§ **WHAT NEEDS TO BE DONE**
Word for word, give the material below again, minus any images.

(Data records)

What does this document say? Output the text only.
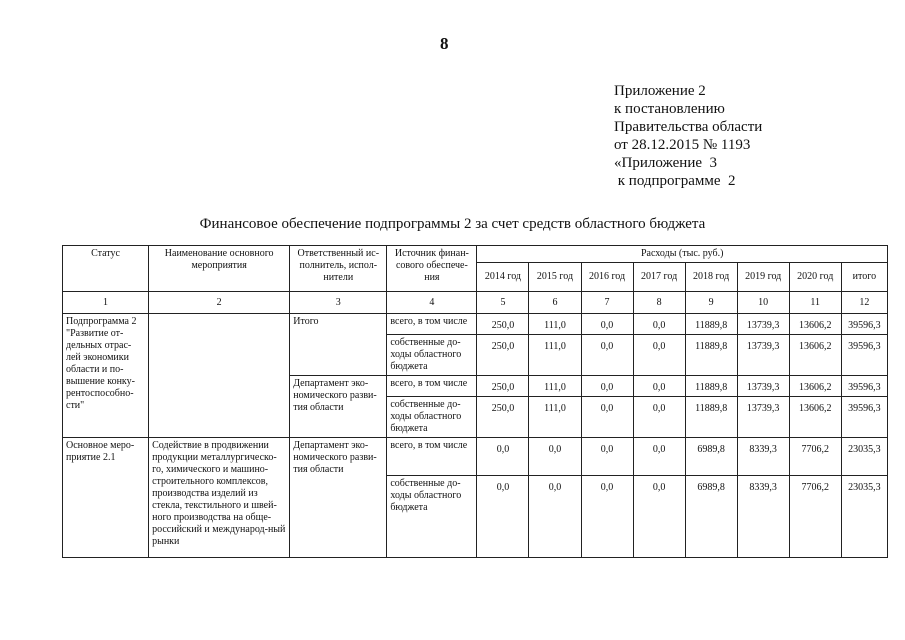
8
Приложение 2
к постановлению
Правительства области
от 28.12.2015 № 1193
«Приложение  3
к подпрограмме  2
Финансовое обеспечение подпрограммы 2 за счет средств областного бюджета
Статус	Наименование основного мероприятия	Ответственный ис-полнитель, испол-нители	Источник финан-сового обеспече-ния	Расходы (тыс. руб.)							
				2014 год	2015 год	2016 год	2017 год	2018 год	2019 год	2020 год	итого
1	2	3	4	5	6	7	8	9	10	11	12
Подпрограмма 2 "Развитие от-дельных отрас-лей экономики области и по-вышение конку-рентоспособно-сти"		Итого	всего, в том числе	250,0	111,0	0,0	0,0	11889,8	13739,3	13606,2	39596,3
			собственные до-ходы областного бюджета	250,0	111,0	0,0	0,0	11889,8	13739,3	13606,2	39596,3
		Департамент эко-номического разви-тия области	всего, в том числе	250,0	111,0	0,0	0,0	11889,8	13739,3	13606,2	39596,3
			собственные до-ходы областного бюджета	250,0	111,0	0,0	0,0	11889,8	13739,3	13606,2	39596,3
Основное меро-приятие 2.1	Содействие в продвижении продукции металлургическо-го, химического и машино-строительного комплексов, производства изделий из стекла, текстильного и швей-ного производства на обще-российский и международ-ный рынки	Департамент эко-номического разви-тия области	всего, в том числе	0,0	0,0	0,0	0,0	6989,8	8339,3	7706,2	23035,3
			собственные до-ходы областного бюджета	0,0	0,0	0,0	0,0	6989,8	8339,3	7706,2	23035,3
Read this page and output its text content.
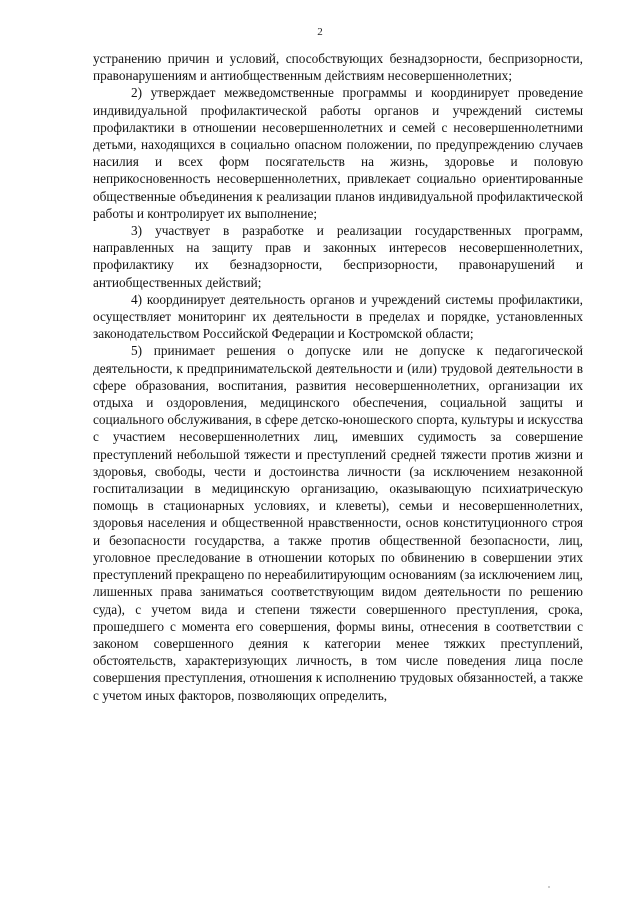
2

устранению причин и условий, способствующих безнадзорности, беспризорности, правонарушениям и антиобщественным действиям несовершеннолетних;

2) утверждает межведомственные программы и координирует проведение индивидуальной профилактической работы органов и учреждений системы профилактики в отношении несовершеннолетних и семей с несовершеннолетними детьми, находящихся в социально опасном положении, по предупреждению случаев насилия и всех форм посягательств на жизнь, здоровье и половую неприкосновенность несовершеннолетних, привлекает социально ориентированные общественные объединения к реализации планов индивидуальной профилактической работы и контролирует их выполнение;

3) участвует в разработке и реализации государственных программ, направленных на защиту прав и законных интересов несовершеннолетних, профилактику их безнадзорности, беспризорности, правонарушений и антиобщественных действий;

4) координирует деятельность органов и учреждений системы профилактики, осуществляет мониторинг их деятельности в пределах и порядке, установленных законодательством Российской Федерации и Костромской области;

5) принимает решения о допуске или не допуске к педагогической деятельности, к предпринимательской деятельности и (или) трудовой деятельности в сфере образования, воспитания, развития несовершеннолетних, организации их отдыха и оздоровления, медицинского обеспечения, социальной защиты и социального обслуживания, в сфере детско-юношеского спорта, культуры и искусства с участием несовершеннолетних лиц, имевших судимость за совершение преступлений небольшой тяжести и преступлений средней тяжести против жизни и здоровья, свободы, чести и достоинства личности (за исключением незаконной госпитализации в медицинскую организацию, оказывающую психиатрическую помощь в стационарных условиях, и клеветы), семьи и несовершеннолетних, здоровья населения и общественной нравственности, основ конституционного строя и безопасности государства, а также против общественной безопасности, лиц, уголовное преследование в отношении которых по обвинению в совершении этих преступлений прекращено по нереабилитирующим основаниям (за исключением лиц, лишенных права заниматься соответствующим видом деятельности по решению суда), с учетом вида и степени тяжести совершенного преступления, срока, прошедшего с момента его совершения, формы вины, отнесения в соответствии с законом совершенного деяния к категории менее тяжких преступлений, обстоятельств, характеризующих личность, в том числе поведения лица после совершения преступления, отношения к исполнению трудовых обязанностей, а также с учетом иных факторов, позволяющих определить,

§ **EXPECTED OUTPUT**
What does this document say? Output the text only.
8
Приложение 2
к постановлению
Правительства области
от 28.12.2015 № 1193
«Приложение  3
к подпрограмме  2
Финансовое обеспечение подпрограммы 2 за счет средств областного бюджета
Статус	Наименование основного мероприятия	Ответственный ис-полнитель, испол-нители	Источник финан-сового обеспече-ния	Расходы (тыс. руб.)							
				2014 год	2015 год	2016 год	2017 год	2018 год	2019 год	2020 год	итого
1	2	3	4	5	6	7	8	9	10	11	12
Подпрограмма 2 "Развитие от-дельных отрас-лей экономики области и по-вышение конку-рентоспособно-сти"		Итого	всего, в том числе	250,0	111,0	0,0	0,0	11889,8	13739,3	13606,2	39596,3
			собственные до-ходы областного бюджета	250,0	111,0	0,0	0,0	11889,8	13739,3	13606,2	39596,3
		Департамент эко-номического разви-тия области	всего, в том числе	250,0	111,0	0,0	0,0	11889,8	13739,3	13606,2	39596,3
			собственные до-ходы областного бюджета	250,0	111,0	0,0	0,0	11889,8	13739,3	13606,2	39596,3
Основное меро-приятие 2.1	Содействие в продвижении продукции металлургическо-го, химического и машино-строительного комплексов, производства изделий из стекла, текстильного и швей-ного производства на обще-российский и международ-ный рынки	Департамент эко-номического разви-тия области	всего, в том числе	0,0	0,0	0,0	0,0	6989,8	8339,3	7706,2	23035,3
			собственные до-ходы областного бюджета	0,0	0,0	0,0	0,0	6989,8	8339,3	7706,2	23035,3
Read this page and output its text content.
2

устранению причин и условий, способствующих безнадзорности, беспризорности, правонарушениям и антиобщественным действиям несовершеннолетних;

2) утверждает межведомственные программы и координирует проведение индивидуальной профилактической работы органов и учреждений системы профилактики в отношении несовершеннолетних и семей с несовершеннолетними детьми, находящихся в социально опасном положении, по предупреждению случаев насилия и всех форм посягательств на жизнь, здоровье и половую неприкосновенность несовершеннолетних, привлекает социально ориентированные общественные объединения к реализации планов индивидуальной профилактической работы и контролирует их выполнение;

3) участвует в разработке и реализации государственных программ, направленных на защиту прав и законных интересов несовершеннолетних, профилактику их безнадзорности, беспризорности, правонарушений и антиобщественных действий;

4) координирует деятельность органов и учреждений системы профилактики, осуществляет мониторинг их деятельности в пределах и порядке, установленных законодательством Российской Федерации и Костромской области;

5) принимает решения о допуске или не допуске к педагогической деятельности, к предпринимательской деятельности и (или) трудовой деятельности в сфере образования, воспитания, развития несовершеннолетних, организации их отдыха и оздоровления, медицинского обеспечения, социальной защиты и социального обслуживания, в сфере детско-юношеского спорта, культуры и искусства с участием несовершеннолетних лиц, имевших судимость за совершение преступлений небольшой тяжести и преступлений средней тяжести против жизни и здоровья, свободы, чести и достоинства личности (за исключением незаконной госпитализации в медицинскую организацию, оказывающую психиатрическую помощь в стационарных условиях, и клеветы), семьи и несовершеннолетних, здоровья населения и общественной нравственности, основ конституционного строя и безопасности государства, а также против общественной безопасности, лиц, уголовное преследование в отношении которых по обвинению в совершении этих преступлений прекращено по нереабилитирующим основаниям (за исключением лиц, лишенных права заниматься соответствующим видом деятельности по решению суда), с учетом вида и степени тяжести совершенного преступления, срока, прошедшего с момента его совершения, формы вины, отнесения в соответствии с законом совершенного деяния к категории менее тяжких преступлений, обстоятельств, характеризующих личность, в том числе поведения лица после совершения преступления, отношения к исполнению трудовых обязанностей, а также с учетом иных факторов, позволяющих определить,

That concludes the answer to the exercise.